> **Aim of the exercise**
Your task is to print the material below exactly as presented.

— start Dataset records —

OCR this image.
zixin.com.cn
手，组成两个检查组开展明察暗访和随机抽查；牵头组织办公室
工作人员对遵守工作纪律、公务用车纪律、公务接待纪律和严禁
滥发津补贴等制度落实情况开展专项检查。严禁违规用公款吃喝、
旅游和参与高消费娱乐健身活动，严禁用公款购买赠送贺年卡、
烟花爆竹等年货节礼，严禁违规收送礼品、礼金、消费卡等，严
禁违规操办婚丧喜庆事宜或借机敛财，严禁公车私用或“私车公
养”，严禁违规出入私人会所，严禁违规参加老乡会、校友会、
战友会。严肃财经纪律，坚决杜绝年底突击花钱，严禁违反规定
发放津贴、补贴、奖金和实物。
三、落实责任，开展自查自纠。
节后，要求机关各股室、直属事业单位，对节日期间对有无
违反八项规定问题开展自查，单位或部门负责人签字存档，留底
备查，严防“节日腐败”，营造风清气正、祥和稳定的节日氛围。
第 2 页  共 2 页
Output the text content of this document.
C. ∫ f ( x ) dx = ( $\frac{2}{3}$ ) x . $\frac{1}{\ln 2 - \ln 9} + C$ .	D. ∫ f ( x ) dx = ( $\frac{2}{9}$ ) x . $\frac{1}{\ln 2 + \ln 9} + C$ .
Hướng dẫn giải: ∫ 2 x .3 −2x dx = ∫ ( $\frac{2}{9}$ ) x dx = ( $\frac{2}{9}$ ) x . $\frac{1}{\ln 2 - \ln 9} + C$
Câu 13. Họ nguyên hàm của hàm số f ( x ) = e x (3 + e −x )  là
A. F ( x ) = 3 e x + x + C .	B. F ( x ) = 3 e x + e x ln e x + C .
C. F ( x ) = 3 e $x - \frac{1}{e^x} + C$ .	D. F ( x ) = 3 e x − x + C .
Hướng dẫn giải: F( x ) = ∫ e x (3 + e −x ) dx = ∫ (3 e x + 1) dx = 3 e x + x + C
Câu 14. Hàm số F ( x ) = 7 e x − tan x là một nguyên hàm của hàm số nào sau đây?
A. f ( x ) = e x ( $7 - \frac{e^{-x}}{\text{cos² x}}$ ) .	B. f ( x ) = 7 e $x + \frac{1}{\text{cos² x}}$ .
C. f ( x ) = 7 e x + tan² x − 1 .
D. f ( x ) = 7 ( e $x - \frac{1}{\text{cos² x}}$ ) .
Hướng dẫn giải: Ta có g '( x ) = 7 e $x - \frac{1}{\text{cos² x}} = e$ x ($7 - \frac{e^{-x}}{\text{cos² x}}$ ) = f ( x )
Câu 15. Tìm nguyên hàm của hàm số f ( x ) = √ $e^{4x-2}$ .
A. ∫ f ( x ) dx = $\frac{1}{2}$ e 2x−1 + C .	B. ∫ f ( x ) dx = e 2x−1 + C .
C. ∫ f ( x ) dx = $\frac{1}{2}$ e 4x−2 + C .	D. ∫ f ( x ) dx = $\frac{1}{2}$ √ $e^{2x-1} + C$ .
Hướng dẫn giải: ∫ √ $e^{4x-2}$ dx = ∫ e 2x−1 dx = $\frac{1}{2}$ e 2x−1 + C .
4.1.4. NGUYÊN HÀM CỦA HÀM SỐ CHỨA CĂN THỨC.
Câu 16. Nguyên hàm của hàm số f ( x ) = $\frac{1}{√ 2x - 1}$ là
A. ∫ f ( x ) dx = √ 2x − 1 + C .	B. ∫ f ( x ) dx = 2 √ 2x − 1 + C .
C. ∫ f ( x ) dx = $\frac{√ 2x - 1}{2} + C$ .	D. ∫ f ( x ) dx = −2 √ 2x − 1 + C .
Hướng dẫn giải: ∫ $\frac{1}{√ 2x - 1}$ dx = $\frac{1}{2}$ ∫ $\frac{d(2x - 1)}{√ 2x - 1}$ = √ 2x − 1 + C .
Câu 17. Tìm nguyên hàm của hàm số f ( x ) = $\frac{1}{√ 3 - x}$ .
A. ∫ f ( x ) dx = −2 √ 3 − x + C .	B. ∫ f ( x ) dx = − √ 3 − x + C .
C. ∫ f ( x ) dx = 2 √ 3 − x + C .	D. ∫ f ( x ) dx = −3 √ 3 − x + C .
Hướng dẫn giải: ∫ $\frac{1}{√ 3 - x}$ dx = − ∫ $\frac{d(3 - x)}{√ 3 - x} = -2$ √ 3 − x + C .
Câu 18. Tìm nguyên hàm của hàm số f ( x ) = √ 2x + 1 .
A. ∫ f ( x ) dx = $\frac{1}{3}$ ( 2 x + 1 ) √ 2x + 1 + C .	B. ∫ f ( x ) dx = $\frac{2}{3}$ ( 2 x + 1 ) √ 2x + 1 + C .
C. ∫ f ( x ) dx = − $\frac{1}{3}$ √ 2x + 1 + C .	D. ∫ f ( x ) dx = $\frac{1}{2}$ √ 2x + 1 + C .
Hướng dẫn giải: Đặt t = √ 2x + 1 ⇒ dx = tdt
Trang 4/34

— end Dataset records —

> **Solution below**
OCR this image.
zixin.com.cn
手，组成两个检查组开展明察暗访和随机抽查；牵头组织办公室
工作人员对遵守工作纪律、公务用车纪律、公务接待纪律和严禁
滥发津补贴等制度落实情况开展专项检查。严禁违规用公款吃喝、
旅游和参与高消费娱乐健身活动，严禁用公款购买赠送贺年卡、
烟花爆竹等年货节礼，严禁违规收送礼品、礼金、消费卡等，严
禁违规操办婚丧喜庆事宜或借机敛财，严禁公车私用或“私车公
养”，严禁违规出入私人会所，严禁违规参加老乡会、校友会、
战友会。严肃财经纪律，坚决杜绝年底突击花钱，严禁违反规定
发放津贴、补贴、奖金和实物。
三、落实责任，开展自查自纠。
节后，要求机关各股室、直属事业单位，对节日期间对有无
违反八项规定问题开展自查，单位或部门负责人签字存档，留底
备查，严防“节日腐败”，营造风清气正、祥和稳定的节日氛围。
第 2 页  共 2 页
Output the text content of this document.
C. ∫ f ( x ) dx = ( $\frac{2}{3}$ ) x . $\frac{1}{\ln 2 - \ln 9} + C$ .	D. ∫ f ( x ) dx = ( $\frac{2}{9}$ ) x . $\frac{1}{\ln 2 + \ln 9} + C$ .
Hướng dẫn giải: ∫ 2 x .3 −2x dx = ∫ ( $\frac{2}{9}$ ) x dx = ( $\frac{2}{9}$ ) x . $\frac{1}{\ln 2 - \ln 9} + C$
Câu 13. Họ nguyên hàm của hàm số f ( x ) = e x (3 + e −x )  là
A. F ( x ) = 3 e x + x + C .	B. F ( x ) = 3 e x + e x ln e x + C .
C. F ( x ) = 3 e $x - \frac{1}{e^x} + C$ .	D. F ( x ) = 3 e x − x + C .
Hướng dẫn giải: F( x ) = ∫ e x (3 + e −x ) dx = ∫ (3 e x + 1) dx = 3 e x + x + C
Câu 14. Hàm số F ( x ) = 7 e x − tan x là một nguyên hàm của hàm số nào sau đây?
A. f ( x ) = e x ( $7 - \frac{e^{-x}}{\text{cos² x}}$ ) .	B. f ( x ) = 7 e $x + \frac{1}{\text{cos² x}}$ .
C. f ( x ) = 7 e x + tan² x − 1 .
D. f ( x ) = 7 ( e $x - \frac{1}{\text{cos² x}}$ ) .
Hướng dẫn giải: Ta có g '( x ) = 7 e $x - \frac{1}{\text{cos² x}} = e$ x ($7 - \frac{e^{-x}}{\text{cos² x}}$ ) = f ( x )
Câu 15. Tìm nguyên hàm của hàm số f ( x ) = √ $e^{4x-2}$ .
A. ∫ f ( x ) dx = $\frac{1}{2}$ e 2x−1 + C .	B. ∫ f ( x ) dx = e 2x−1 + C .
C. ∫ f ( x ) dx = $\frac{1}{2}$ e 4x−2 + C .	D. ∫ f ( x ) dx = $\frac{1}{2}$ √ $e^{2x-1} + C$ .
Hướng dẫn giải: ∫ √ $e^{4x-2}$ dx = ∫ e 2x−1 dx = $\frac{1}{2}$ e 2x−1 + C .
4.1.4. NGUYÊN HÀM CỦA HÀM SỐ CHỨA CĂN THỨC.
Câu 16. Nguyên hàm của hàm số f ( x ) = $\frac{1}{√ 2x - 1}$ là
A. ∫ f ( x ) dx = √ 2x − 1 + C .	B. ∫ f ( x ) dx = 2 √ 2x − 1 + C .
C. ∫ f ( x ) dx = $\frac{√ 2x - 1}{2} + C$ .	D. ∫ f ( x ) dx = −2 √ 2x − 1 + C .
Hướng dẫn giải: ∫ $\frac{1}{√ 2x - 1}$ dx = $\frac{1}{2}$ ∫ $\frac{d(2x - 1)}{√ 2x - 1}$ = √ 2x − 1 + C .
Câu 17. Tìm nguyên hàm của hàm số f ( x ) = $\frac{1}{√ 3 - x}$ .
A. ∫ f ( x ) dx = −2 √ 3 − x + C .	B. ∫ f ( x ) dx = − √ 3 − x + C .
C. ∫ f ( x ) dx = 2 √ 3 − x + C .	D. ∫ f ( x ) dx = −3 √ 3 − x + C .
Hướng dẫn giải: ∫ $\frac{1}{√ 3 - x}$ dx = − ∫ $\frac{d(3 - x)}{√ 3 - x} = -2$ √ 3 − x + C .
Câu 18. Tìm nguyên hàm của hàm số f ( x ) = √ 2x + 1 .
A. ∫ f ( x ) dx = $\frac{1}{3}$ ( 2 x + 1 ) √ 2x + 1 + C .	B. ∫ f ( x ) dx = $\frac{2}{3}$ ( 2 x + 1 ) √ 2x + 1 + C .
C. ∫ f ( x ) dx = − $\frac{1}{3}$ √ 2x + 1 + C .	D. ∫ f ( x ) dx = $\frac{1}{2}$ √ 2x + 1 + C .
Hướng dẫn giải: Đặt t = √ 2x + 1 ⇒ dx = tdt
Trang 4/34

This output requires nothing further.